Records provided =>
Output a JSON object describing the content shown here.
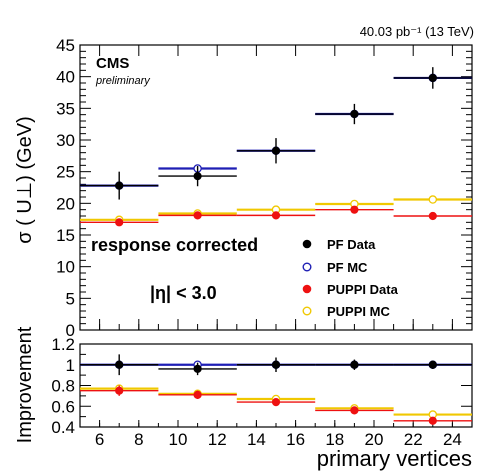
{
  "header": {
    "lumi_label": "40.03 pb⁻¹ (13 TeV)"
  },
  "experiment": {
    "name": "CMS",
    "status": "preliminary"
  },
  "chart_data": [
    {
      "type": "scatter",
      "panel": "upper",
      "ylabel": "σ ( U⊥) (GeV)",
      "ylim": [
        0,
        45
      ],
      "yticks": [
        0,
        5,
        10,
        15,
        20,
        25,
        30,
        35,
        40,
        45
      ],
      "xlim": [
        5,
        25
      ],
      "x_bins": [
        [
          5,
          9
        ],
        [
          9,
          13
        ],
        [
          13,
          17
        ],
        [
          17,
          21
        ],
        [
          21,
          25
        ]
      ],
      "x": [
        7,
        11,
        15,
        19,
        23
      ],
      "annotations": [
        "response corrected",
        "|η| < 3.0"
      ],
      "legend_position": "bottom-right",
      "series": [
        {
          "name": "PF Data",
          "marker": "filled-circle",
          "color": "#000000",
          "values": [
            22.8,
            24.3,
            28.3,
            34.1,
            39.8
          ],
          "errors": [
            2.2,
            1.6,
            2.0,
            1.6,
            1.7
          ]
        },
        {
          "name": "PF MC",
          "marker": "open-circle",
          "color": "#1e1eb4",
          "values": [
            22.8,
            25.5,
            28.3,
            34.1,
            39.8
          ]
        },
        {
          "name": "PUPPI Data",
          "marker": "filled-circle",
          "color": "#ee1111",
          "values": [
            17.0,
            18.1,
            18.1,
            19.0,
            18.0
          ],
          "errors": [
            0.5,
            0.5,
            0.4,
            0.4,
            0.4
          ]
        },
        {
          "name": "PUPPI MC",
          "marker": "open-circle",
          "color": "#f0c800",
          "values": [
            17.4,
            18.4,
            19.0,
            19.9,
            20.6
          ]
        }
      ]
    },
    {
      "type": "scatter",
      "panel": "lower",
      "ylabel": "Improvement",
      "xlabel": "primary vertices",
      "ylim": [
        0.4,
        1.2
      ],
      "yticks": [
        0.4,
        0.6,
        0.8,
        1,
        1.2
      ],
      "xlim": [
        5,
        25
      ],
      "xticks": [
        6,
        8,
        10,
        12,
        14,
        16,
        18,
        20,
        22,
        24
      ],
      "x": [
        7,
        11,
        15,
        19,
        23
      ],
      "series": [
        {
          "name": "PF Data",
          "color": "#000000",
          "values": [
            1.0,
            0.96,
            1.0,
            1.0,
            1.0
          ],
          "errors": [
            0.1,
            0.06,
            0.07,
            0.05,
            0.04
          ]
        },
        {
          "name": "PF MC",
          "color": "#1e1eb4",
          "values": [
            1.0,
            1.0,
            1.0,
            1.0,
            1.0
          ]
        },
        {
          "name": "PUPPI Data",
          "color": "#ee1111",
          "values": [
            0.75,
            0.71,
            0.64,
            0.56,
            0.46
          ],
          "errors": [
            0.05,
            0.04,
            0.03,
            0.02,
            0.02
          ]
        },
        {
          "name": "PUPPI MC",
          "color": "#f0c800",
          "values": [
            0.77,
            0.72,
            0.67,
            0.58,
            0.52
          ]
        }
      ]
    }
  ]
}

Exercise =>
Output the full set of records above without changing a word, and drop the images.

Answer =>
Output a JSON object describing the content shown here.
{
  "header": {
    "lumi_label": "40.03 pb⁻¹ (13 TeV)"
  },
  "experiment": {
    "name": "CMS",
    "status": "preliminary"
  },
  "chart_data": [
    {
      "type": "scatter",
      "panel": "upper",
      "ylabel": "σ ( U⊥) (GeV)",
      "ylim": [
        0,
        45
      ],
      "yticks": [
        0,
        5,
        10,
        15,
        20,
        25,
        30,
        35,
        40,
        45
      ],
      "xlim": [
        5,
        25
      ],
      "x_bins": [
        [
          5,
          9
        ],
        [
          9,
          13
        ],
        [
          13,
          17
        ],
        [
          17,
          21
        ],
        [
          21,
          25
        ]
      ],
      "x": [
        7,
        11,
        15,
        19,
        23
      ],
      "annotations": [
        "response corrected",
        "|η| < 3.0"
      ],
      "legend_position": "bottom-right",
      "series": [
        {
          "name": "PF Data",
          "marker": "filled-circle",
          "color": "#000000",
          "values": [
            22.8,
            24.3,
            28.3,
            34.1,
            39.8
          ],
          "errors": [
            2.2,
            1.6,
            2.0,
            1.6,
            1.7
          ]
        },
        {
          "name": "PF MC",
          "marker": "open-circle",
          "color": "#1e1eb4",
          "values": [
            22.8,
            25.5,
            28.3,
            34.1,
            39.8
          ]
        },
        {
          "name": "PUPPI Data",
          "marker": "filled-circle",
          "color": "#ee1111",
          "values": [
            17.0,
            18.1,
            18.1,
            19.0,
            18.0
          ],
          "errors": [
            0.5,
            0.5,
            0.4,
            0.4,
            0.4
          ]
        },
        {
          "name": "PUPPI MC",
          "marker": "open-circle",
          "color": "#f0c800",
          "values": [
            17.4,
            18.4,
            19.0,
            19.9,
            20.6
          ]
        }
      ]
    },
    {
      "type": "scatter",
      "panel": "lower",
      "ylabel": "Improvement",
      "xlabel": "primary vertices",
      "ylim": [
        0.4,
        1.2
      ],
      "yticks": [
        0.4,
        0.6,
        0.8,
        1,
        1.2
      ],
      "xlim": [
        5,
        25
      ],
      "xticks": [
        6,
        8,
        10,
        12,
        14,
        16,
        18,
        20,
        22,
        24
      ],
      "x": [
        7,
        11,
        15,
        19,
        23
      ],
      "series": [
        {
          "name": "PF Data",
          "color": "#000000",
          "values": [
            1.0,
            0.96,
            1.0,
            1.0,
            1.0
          ],
          "errors": [
            0.1,
            0.06,
            0.07,
            0.05,
            0.04
          ]
        },
        {
          "name": "PF MC",
          "color": "#1e1eb4",
          "values": [
            1.0,
            1.0,
            1.0,
            1.0,
            1.0
          ]
        },
        {
          "name": "PUPPI Data",
          "color": "#ee1111",
          "values": [
            0.75,
            0.71,
            0.64,
            0.56,
            0.46
          ],
          "errors": [
            0.05,
            0.04,
            0.03,
            0.02,
            0.02
          ]
        },
        {
          "name": "PUPPI MC",
          "color": "#f0c800",
          "values": [
            0.77,
            0.72,
            0.67,
            0.58,
            0.52
          ]
        }
      ]
    }
  ]
}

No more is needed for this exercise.